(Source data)
## Begin

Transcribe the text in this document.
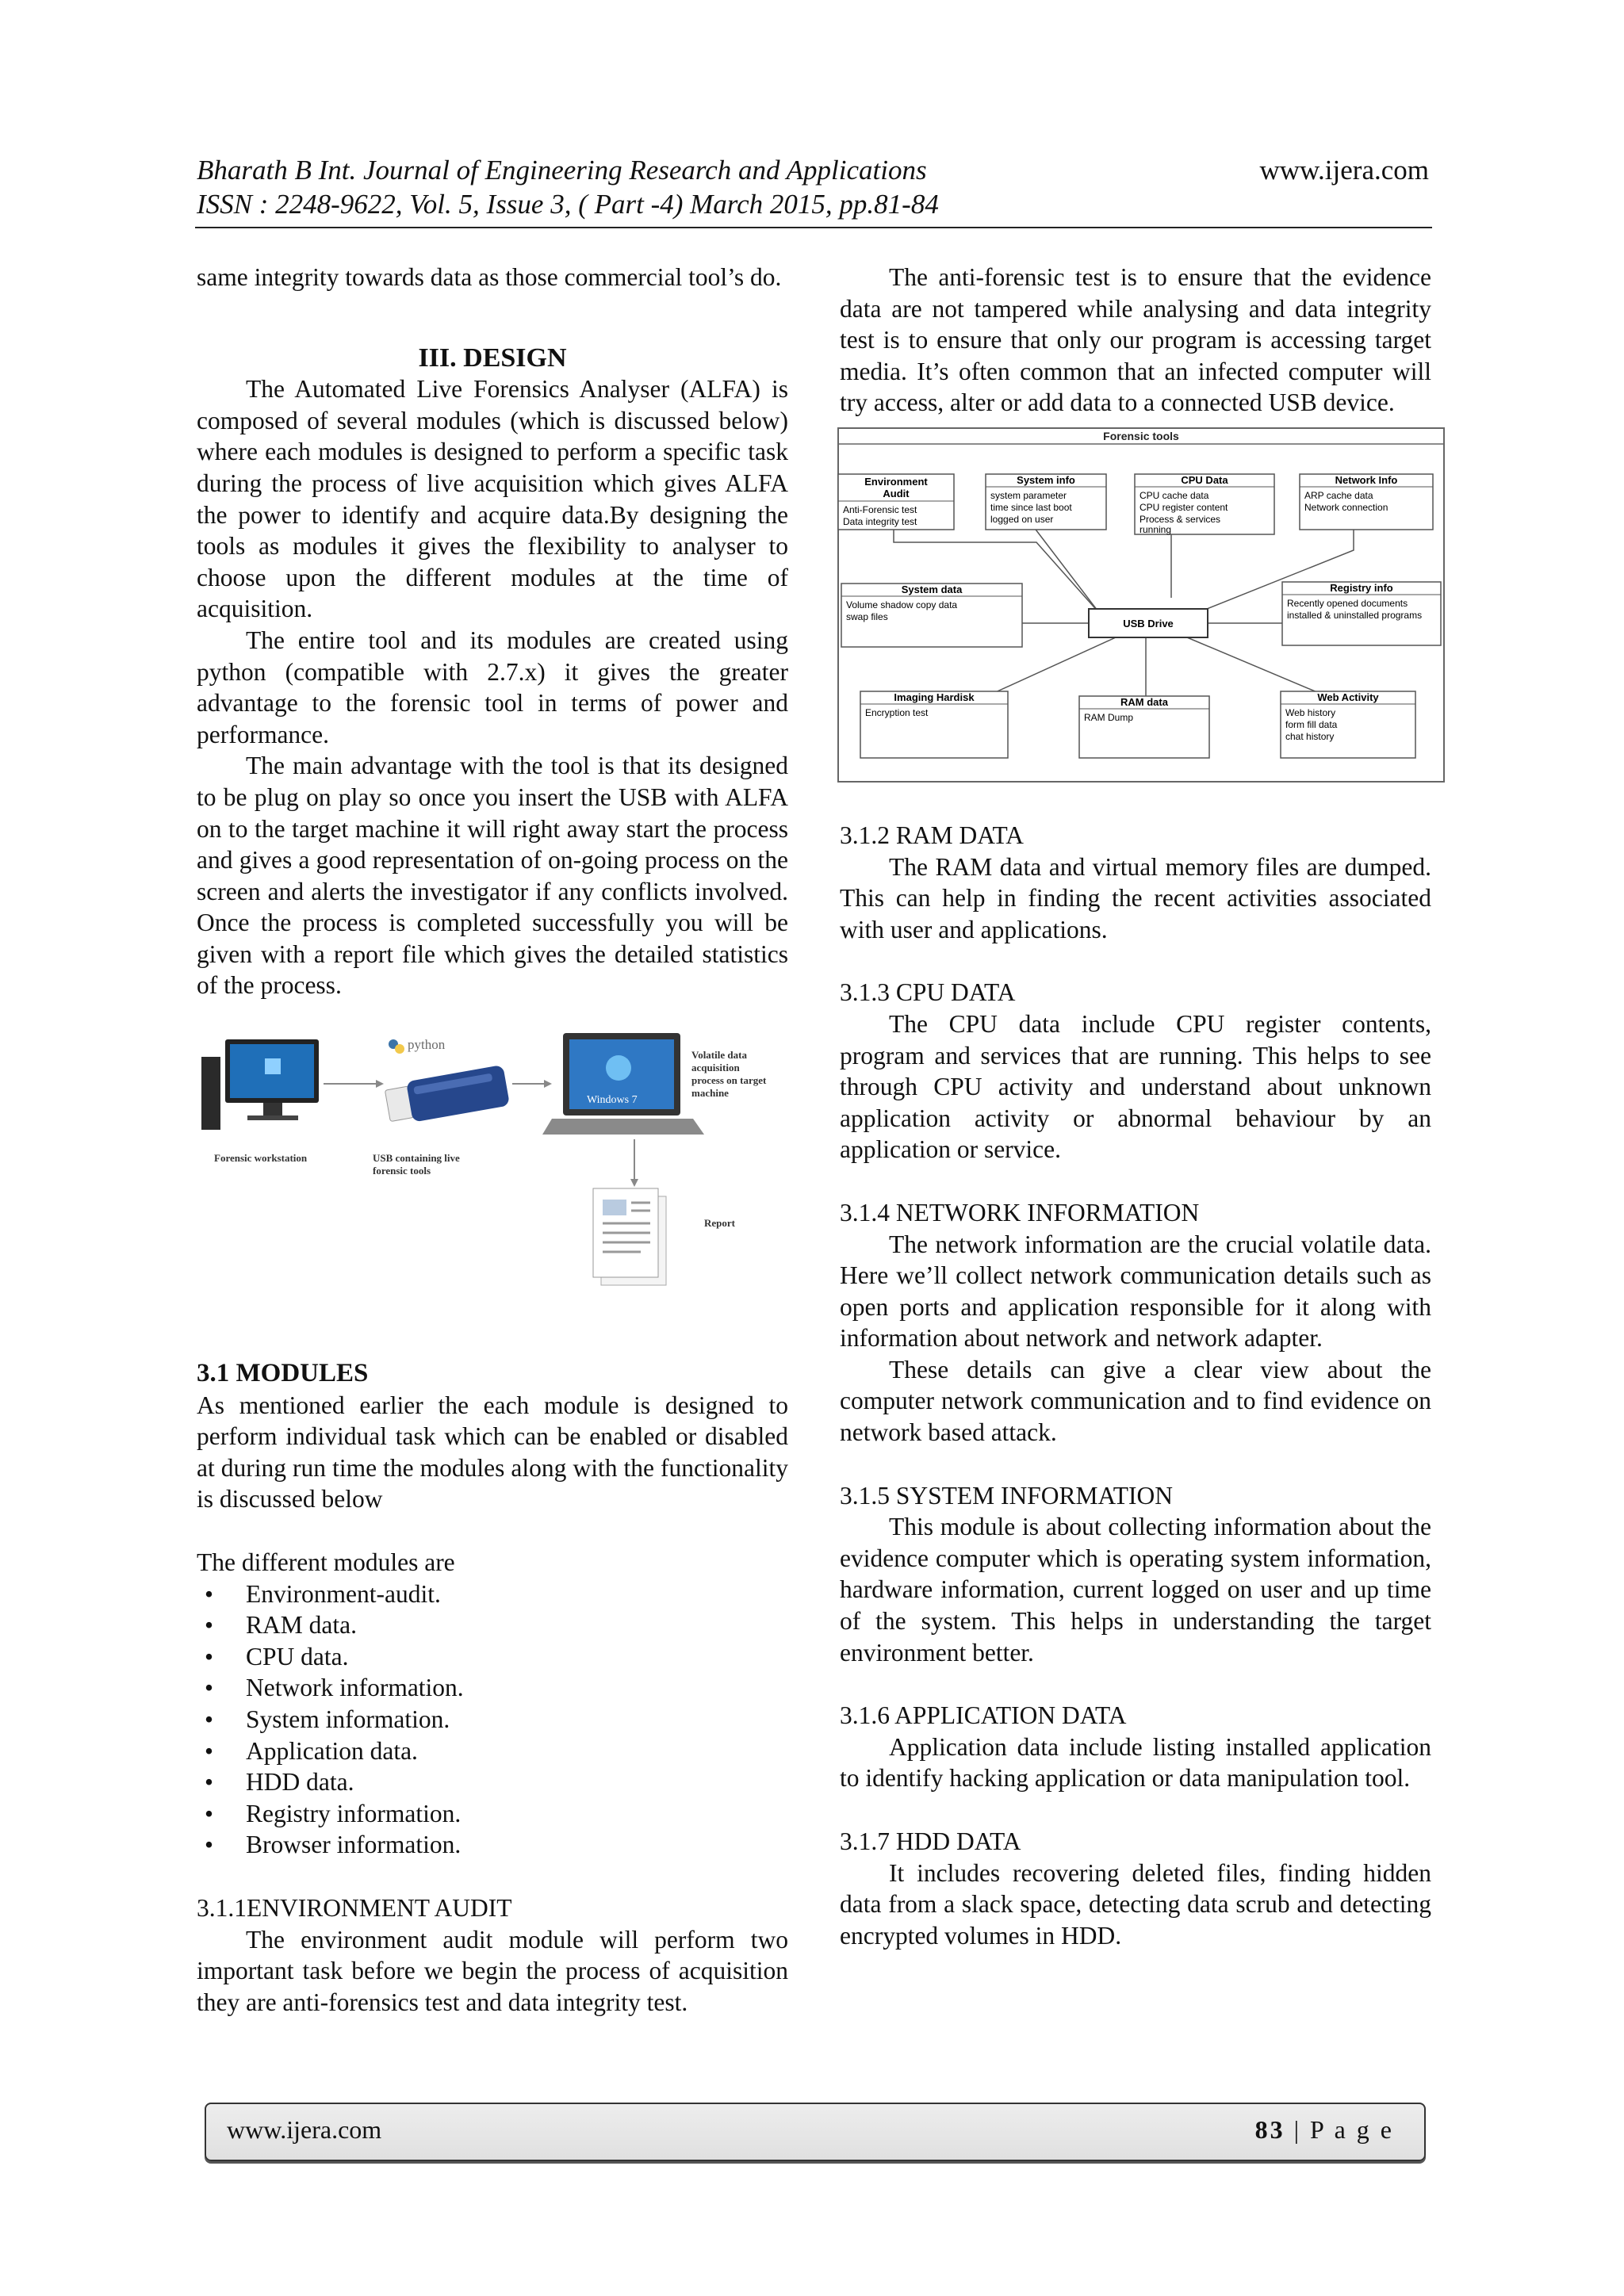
Bharath B Int. Journal of Engineering Research and Applications	www.ijera.com
ISSN : 2248-9622, Vol. 5, Issue 3, ( Part -4) March 2015, pp.81-84

same integrity towards data as those commercial tool’s do.

III. DESIGN

The Automated Live Forensics Analyser (ALFA) is composed of several modules (which is discussed below) where each modules is designed to perform a specific task during the process of live acquisition which gives ALFA the power to identify and acquire data.By designing the tools as modules it gives the flexibility to analyser to choose upon the different modules at the time of acquisition.

The entire tool and its modules are created using python (compatible with 2.7.x) it gives the greater advantage to the forensic tool in terms of power and performance.

The main advantage with the tool is that its designed to be plug on play so once you insert the USB with ALFA on to the target machine it will right away start the process and gives a good representation of on-going process on the screen and alerts the investigator if any conflicts involved. Once the process is completed successfully you will be given with a report file which gives the detailed statistics of the process.

python
Windows 7
Volatile data acquisition process on target machine
Forensic workstation	USB containing live forensic tools
Report

3.1 MODULES

As mentioned earlier the each module is designed to perform individual task which can be enabled or disabled at during run time the modules along with the functionality is discussed below

The different modules are

• Environment-audit.
• RAM data.
• CPU data.
• Network information.
• System information.
• Application data.
• HDD data.
• Registry information.
• Browser information.

3.1.1ENVIRONMENT AUDIT

The environment audit module will perform two important task before we begin the process of acquisition they are anti-forensics test and data integrity test.

The anti-forensic test is to ensure that the evidence data are not tampered while analysing and data integrity test is to ensure that only our program is accessing target media. It’s often common that an infected computer will try access, alter or add data to a connected USB device.

Forensic tools
Environment
Audit
Anti-Forensic test
Data integrity test
System info
system parameter
time since last boot
logged on user
CPU Data
CPU cache data
CPU register content
Process & services
running
Network Info
ARP cache data
Network connection
System data
Volume shadow copy data
swap files
USB Drive
Registry info
Recently opened documents
installed & uninstalled programs
Imaging Hardisk
Encryption test
RAM data
RAM Dump
Web Activity
Web history
form fill data
chat history

3.1.2 RAM DATA

The RAM data and virtual memory files are dumped. This can help in finding the recent activities associated with user and applications.

3.1.3 CPU DATA

The CPU data include CPU register contents, program and services that are running. This helps to see through CPU activity and understand about unknown application activity or abnormal behaviour by an application or service.

3.1.4 NETWORK INFORMATION

The network information are the crucial volatile data. Here we’ll collect network communication details such as open ports and application responsible for it along with information about network and network adapter.

These details can give a clear view about the computer network communication and to find evidence on network based attack.

3.1.5 SYSTEM INFORMATION

This module is about collecting information about the evidence computer which is operating system information, hardware information, current logged on user and up time of the system. This helps in understanding the target environment better.

3.1.6 APPLICATION DATA

Application data include listing installed application to identify hacking application or data manipulation tool.

3.1.7 HDD DATA

It includes recovering deleted files, finding hidden data from a slack space, detecting data scrub and detecting encrypted volumes in HDD.

www.ijera.com	83 | P a g e
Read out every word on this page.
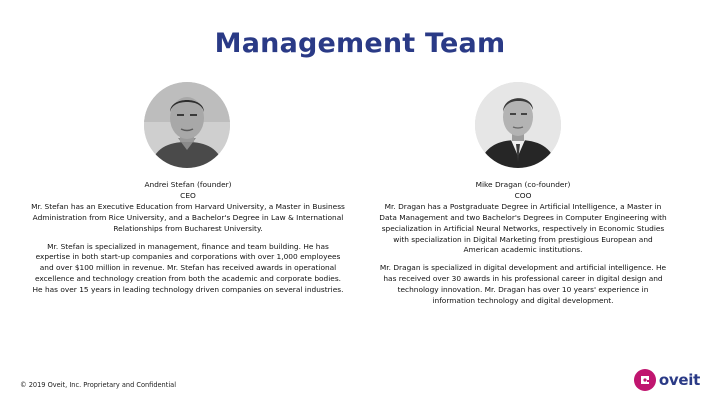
Management Team

Andrei Stefan (founder)

CEO

Mr. Stefan has an Executive Education from Harvard University, a Master in Business Administration from Rice University, and a Bachelor's Degree in Law & International Relationships from Bucharest University.

Mr. Stefan is specialized in management, finance and team building. He has expertise in both start-up companies and corporations with over 1,000 employees and over $100 million in revenue. Mr. Stefan has received awards in operational excellence and technology creation from both the academic and corporate bodies. He has over 15 years in leading technology driven companies on several industries.

Mike Dragan (co-founder)

COO

Mr. Dragan has a Postgraduate Degree in Artificial Intelligence, a Master in Data Management and two Bachelor's Degrees in Computer Engineering with specialization in Artificial Neural Networks, respectively in Economic Studies with specialization in Digital Marketing from prestigious European and American academic institutions.

Mr. Dragan is specialized in digital development and artificial intelligence. He has received over 30 awards in his professional career in digital design and technology innovation. Mr. Dragan has over 10 years' experience in information technology and digital development.

© 2019 Oveit, Inc. Proprietary and Confidential	oveit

## End

### TASK TO COMPLETE
List every line above containing the word "which".

### WRITTEN RESPONSE
The Automated Live Forensics Analyser (ALFA) is composed of several modules (which is discussed below) where each modules is designed to perform a specific task during the process of live acquisition which gives ALFA the power to identify and acquire data.By designing the tools as modules it gives the flexibility to analyser to choose upon the different modules at the time of acquisition.
The main advantage with the tool is that its designed to be plug on play so once you insert the USB with ALFA on to the target machine it will right away start the process and gives a good representation of on-going process on the screen and alerts the investigator if any conflicts involved. Once the process is completed successfully you will be given with a report file which gives the detailed statistics of the process.
As mentioned earlier the each module is designed to perform individual task which can be enabled or disabled at during run time the modules along with the functionality is discussed below
This module is about collecting information about the evidence computer which is operating system information, hardware information, current logged on user and up time of the system. This helps in understanding the target environment better.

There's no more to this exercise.